**Given problem:** Among the lines of these entries, how many hold the word "value"? State only the number.

Data entries for graphics
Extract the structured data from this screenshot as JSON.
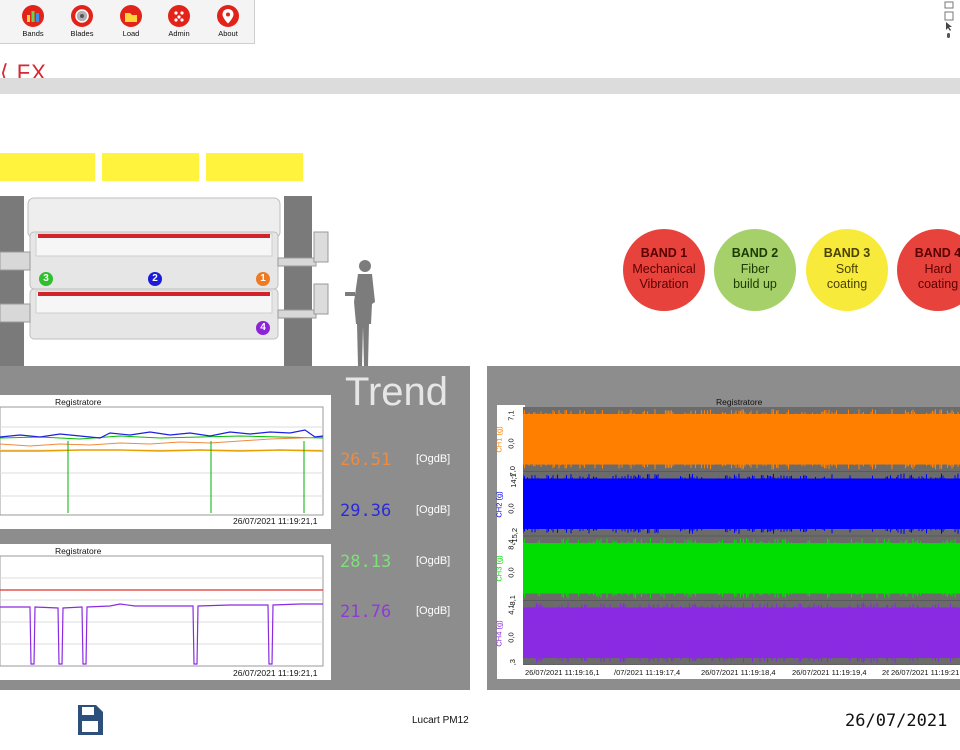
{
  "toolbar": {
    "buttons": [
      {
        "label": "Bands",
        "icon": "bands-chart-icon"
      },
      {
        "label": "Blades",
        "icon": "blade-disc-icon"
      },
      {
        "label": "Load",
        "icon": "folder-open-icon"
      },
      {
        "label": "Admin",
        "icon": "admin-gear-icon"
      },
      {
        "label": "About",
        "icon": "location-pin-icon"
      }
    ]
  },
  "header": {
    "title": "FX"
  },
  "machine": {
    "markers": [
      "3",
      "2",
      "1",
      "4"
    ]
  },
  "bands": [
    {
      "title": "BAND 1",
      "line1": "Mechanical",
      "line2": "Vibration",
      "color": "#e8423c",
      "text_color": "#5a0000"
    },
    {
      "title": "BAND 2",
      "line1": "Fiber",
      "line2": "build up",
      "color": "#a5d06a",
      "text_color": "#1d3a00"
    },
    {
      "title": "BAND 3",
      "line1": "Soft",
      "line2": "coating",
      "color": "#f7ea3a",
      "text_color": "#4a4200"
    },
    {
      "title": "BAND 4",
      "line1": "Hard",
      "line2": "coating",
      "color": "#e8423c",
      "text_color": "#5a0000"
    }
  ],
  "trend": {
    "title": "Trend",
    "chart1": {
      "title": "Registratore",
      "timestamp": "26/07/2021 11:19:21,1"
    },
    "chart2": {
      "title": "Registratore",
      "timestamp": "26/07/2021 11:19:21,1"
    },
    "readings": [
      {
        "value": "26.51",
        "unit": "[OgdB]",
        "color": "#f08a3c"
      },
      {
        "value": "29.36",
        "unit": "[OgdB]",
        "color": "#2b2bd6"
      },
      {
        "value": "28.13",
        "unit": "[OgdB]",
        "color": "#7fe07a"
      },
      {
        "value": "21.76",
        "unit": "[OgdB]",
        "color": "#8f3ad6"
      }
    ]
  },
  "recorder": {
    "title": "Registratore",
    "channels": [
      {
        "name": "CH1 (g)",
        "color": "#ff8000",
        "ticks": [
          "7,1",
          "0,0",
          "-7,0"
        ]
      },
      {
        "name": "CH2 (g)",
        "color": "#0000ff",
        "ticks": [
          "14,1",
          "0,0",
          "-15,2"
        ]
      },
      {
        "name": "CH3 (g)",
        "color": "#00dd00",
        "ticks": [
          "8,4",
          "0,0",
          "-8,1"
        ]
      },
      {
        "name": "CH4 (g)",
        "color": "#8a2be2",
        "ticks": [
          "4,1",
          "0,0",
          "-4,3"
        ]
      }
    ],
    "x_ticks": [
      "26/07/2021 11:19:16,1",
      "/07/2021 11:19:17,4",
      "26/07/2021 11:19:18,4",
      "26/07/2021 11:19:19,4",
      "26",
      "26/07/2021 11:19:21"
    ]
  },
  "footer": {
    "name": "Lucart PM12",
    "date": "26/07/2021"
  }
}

**Solution below:** 4